## BEGIN Given data

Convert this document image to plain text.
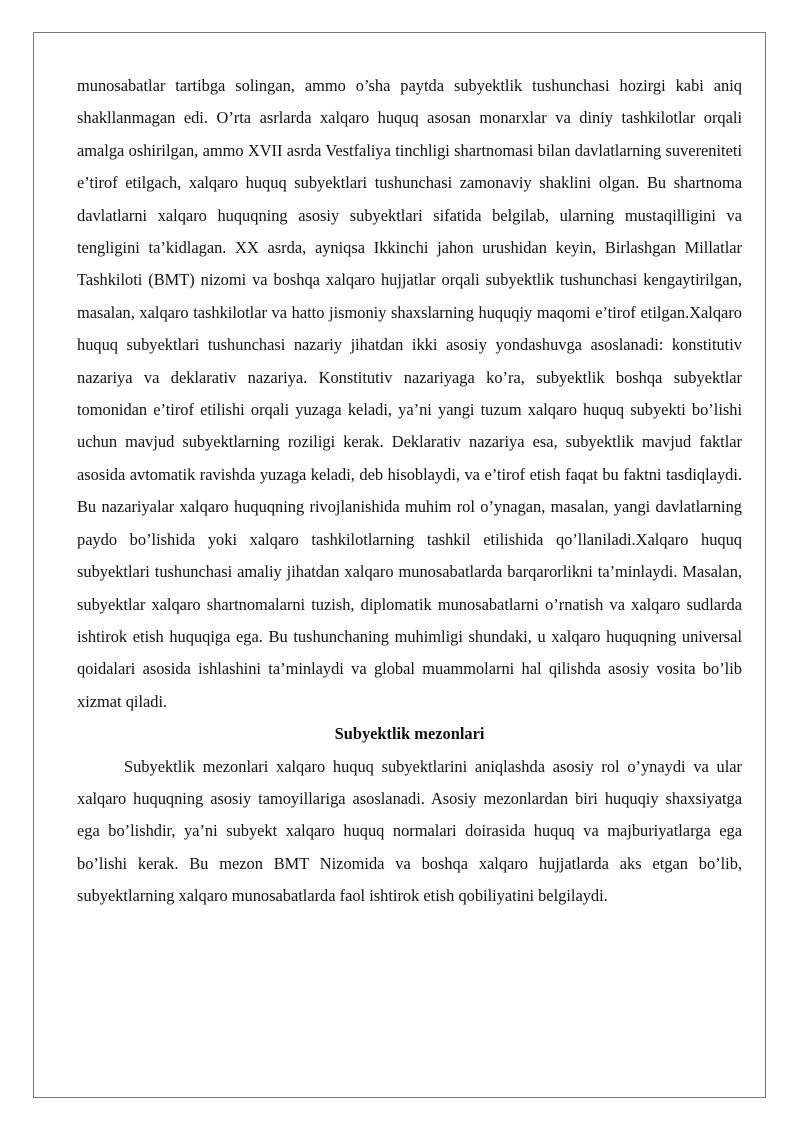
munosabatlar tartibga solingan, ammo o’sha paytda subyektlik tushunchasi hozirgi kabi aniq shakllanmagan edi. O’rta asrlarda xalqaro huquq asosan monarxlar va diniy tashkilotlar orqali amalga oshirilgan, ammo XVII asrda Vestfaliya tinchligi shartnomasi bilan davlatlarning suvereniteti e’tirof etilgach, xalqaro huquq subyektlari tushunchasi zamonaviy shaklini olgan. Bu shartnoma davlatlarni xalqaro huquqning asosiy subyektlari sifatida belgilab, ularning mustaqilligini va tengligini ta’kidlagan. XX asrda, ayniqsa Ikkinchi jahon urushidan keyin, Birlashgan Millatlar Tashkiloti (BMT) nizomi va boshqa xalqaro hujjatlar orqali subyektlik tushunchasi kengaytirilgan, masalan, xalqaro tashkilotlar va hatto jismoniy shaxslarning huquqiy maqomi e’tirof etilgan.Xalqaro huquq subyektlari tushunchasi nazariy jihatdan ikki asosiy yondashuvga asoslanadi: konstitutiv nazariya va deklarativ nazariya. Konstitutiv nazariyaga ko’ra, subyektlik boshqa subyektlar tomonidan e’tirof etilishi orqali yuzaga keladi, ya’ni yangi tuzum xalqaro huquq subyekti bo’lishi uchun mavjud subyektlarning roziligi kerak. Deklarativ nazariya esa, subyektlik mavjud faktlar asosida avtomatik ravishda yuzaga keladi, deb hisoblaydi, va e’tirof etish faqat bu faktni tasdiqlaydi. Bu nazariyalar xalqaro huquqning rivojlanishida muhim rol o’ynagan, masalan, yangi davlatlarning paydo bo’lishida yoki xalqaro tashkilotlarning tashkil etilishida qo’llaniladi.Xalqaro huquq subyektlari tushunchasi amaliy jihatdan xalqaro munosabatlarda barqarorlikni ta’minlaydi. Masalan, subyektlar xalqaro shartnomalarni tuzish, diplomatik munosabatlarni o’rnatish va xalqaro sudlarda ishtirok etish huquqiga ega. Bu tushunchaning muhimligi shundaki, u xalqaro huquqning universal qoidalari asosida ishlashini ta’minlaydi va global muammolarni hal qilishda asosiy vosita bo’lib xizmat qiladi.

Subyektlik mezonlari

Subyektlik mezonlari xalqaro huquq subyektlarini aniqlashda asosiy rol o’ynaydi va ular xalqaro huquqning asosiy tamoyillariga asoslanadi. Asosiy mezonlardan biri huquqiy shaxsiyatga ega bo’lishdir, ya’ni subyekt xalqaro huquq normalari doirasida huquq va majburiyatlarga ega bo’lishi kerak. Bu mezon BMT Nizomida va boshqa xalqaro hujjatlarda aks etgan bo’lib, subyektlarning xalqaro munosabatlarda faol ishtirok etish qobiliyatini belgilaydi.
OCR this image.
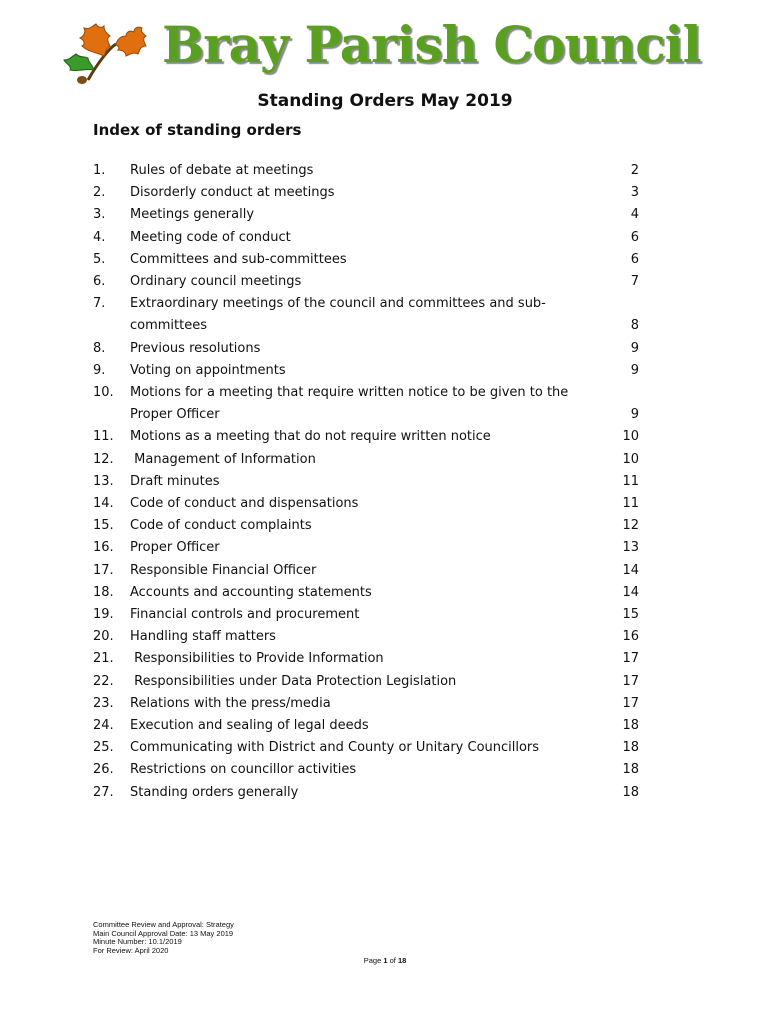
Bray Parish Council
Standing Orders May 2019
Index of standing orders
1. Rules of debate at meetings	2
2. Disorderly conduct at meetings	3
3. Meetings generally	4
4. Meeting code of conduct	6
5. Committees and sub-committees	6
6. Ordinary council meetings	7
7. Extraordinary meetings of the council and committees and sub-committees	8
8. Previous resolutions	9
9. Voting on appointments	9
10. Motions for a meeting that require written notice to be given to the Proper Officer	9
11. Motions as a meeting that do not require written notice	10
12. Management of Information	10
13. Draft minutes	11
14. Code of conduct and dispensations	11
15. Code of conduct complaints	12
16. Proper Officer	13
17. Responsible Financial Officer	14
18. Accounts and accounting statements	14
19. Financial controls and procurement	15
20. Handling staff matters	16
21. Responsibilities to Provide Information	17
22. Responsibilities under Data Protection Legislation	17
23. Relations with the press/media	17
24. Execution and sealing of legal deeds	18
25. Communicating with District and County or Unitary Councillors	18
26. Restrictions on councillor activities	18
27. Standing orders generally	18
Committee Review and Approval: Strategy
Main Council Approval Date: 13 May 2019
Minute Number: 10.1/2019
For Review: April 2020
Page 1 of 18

## END Given data

> **The problem**: Copy the records exactly. Skip the pictures.

> **Completed task**:
Convert this document image to plain text.
munosabatlar tartibga solingan, ammo o’sha paytda subyektlik tushunchasi hozirgi kabi aniq shakllanmagan edi. O’rta asrlarda xalqaro huquq asosan monarxlar va diniy tashkilotlar orqali amalga oshirilgan, ammo XVII asrda Vestfaliya tinchligi shartnomasi bilan davlatlarning suvereniteti e’tirof etilgach, xalqaro huquq subyektlari tushunchasi zamonaviy shaklini olgan. Bu shartnoma davlatlarni xalqaro huquqning asosiy subyektlari sifatida belgilab, ularning mustaqilligini va tengligini ta’kidlagan. XX asrda, ayniqsa Ikkinchi jahon urushidan keyin, Birlashgan Millatlar Tashkiloti (BMT) nizomi va boshqa xalqaro hujjatlar orqali subyektlik tushunchasi kengaytirilgan, masalan, xalqaro tashkilotlar va hatto jismoniy shaxslarning huquqiy maqomi e’tirof etilgan.Xalqaro huquq subyektlari tushunchasi nazariy jihatdan ikki asosiy yondashuvga asoslanadi: konstitutiv nazariya va deklarativ nazariya. Konstitutiv nazariyaga ko’ra, subyektlik boshqa subyektlar tomonidan e’tirof etilishi orqali yuzaga keladi, ya’ni yangi tuzum xalqaro huquq subyekti bo’lishi uchun mavjud subyektlarning roziligi kerak. Deklarativ nazariya esa, subyektlik mavjud faktlar asosida avtomatik ravishda yuzaga keladi, deb hisoblaydi, va e’tirof etish faqat bu faktni tasdiqlaydi. Bu nazariyalar xalqaro huquqning rivojlanishida muhim rol o’ynagan, masalan, yangi davlatlarning paydo bo’lishida yoki xalqaro tashkilotlarning tashkil etilishida qo’llaniladi.Xalqaro huquq subyektlari tushunchasi amaliy jihatdan xalqaro munosabatlarda barqarorlikni ta’minlaydi. Masalan, subyektlar xalqaro shartnomalarni tuzish, diplomatik munosabatlarni o’rnatish va xalqaro sudlarda ishtirok etish huquqiga ega. Bu tushunchaning muhimligi shundaki, u xalqaro huquqning universal qoidalari asosida ishlashini ta’minlaydi va global muammolarni hal qilishda asosiy vosita bo’lib xizmat qiladi.

Subyektlik mezonlari

Subyektlik mezonlari xalqaro huquq subyektlarini aniqlashda asosiy rol o’ynaydi va ular xalqaro huquqning asosiy tamoyillariga asoslanadi. Asosiy mezonlardan biri huquqiy shaxsiyatga ega bo’lishdir, ya’ni subyekt xalqaro huquq normalari doirasida huquq va majburiyatlarga ega bo’lishi kerak. Bu mezon BMT Nizomida va boshqa xalqaro hujjatlarda aks etgan bo’lib, subyektlarning xalqaro munosabatlarda faol ishtirok etish qobiliyatini belgilaydi.
OCR this image.
Bray Parish Council
Standing Orders May 2019
Index of standing orders
1. Rules of debate at meetings	2
2. Disorderly conduct at meetings	3
3. Meetings generally	4
4. Meeting code of conduct	6
5. Committees and sub-committees	6
6. Ordinary council meetings	7
7. Extraordinary meetings of the council and committees and sub-committees	8
8. Previous resolutions	9
9. Voting on appointments	9
10. Motions for a meeting that require written notice to be given to the Proper Officer	9
11. Motions as a meeting that do not require written notice	10
12. Management of Information	10
13. Draft minutes	11
14. Code of conduct and dispensations	11
15. Code of conduct complaints	12
16. Proper Officer	13
17. Responsible Financial Officer	14
18. Accounts and accounting statements	14
19. Financial controls and procurement	15
20. Handling staff matters	16
21. Responsibilities to Provide Information	17
22. Responsibilities under Data Protection Legislation	17
23. Relations with the press/media	17
24. Execution and sealing of legal deeds	18
25. Communicating with District and County or Unitary Councillors	18
26. Restrictions on councillor activities	18
27. Standing orders generally	18
Committee Review and Approval: Strategy
Main Council Approval Date: 13 May 2019
Minute Number: 10.1/2019
For Review: April 2020
Page 1 of 18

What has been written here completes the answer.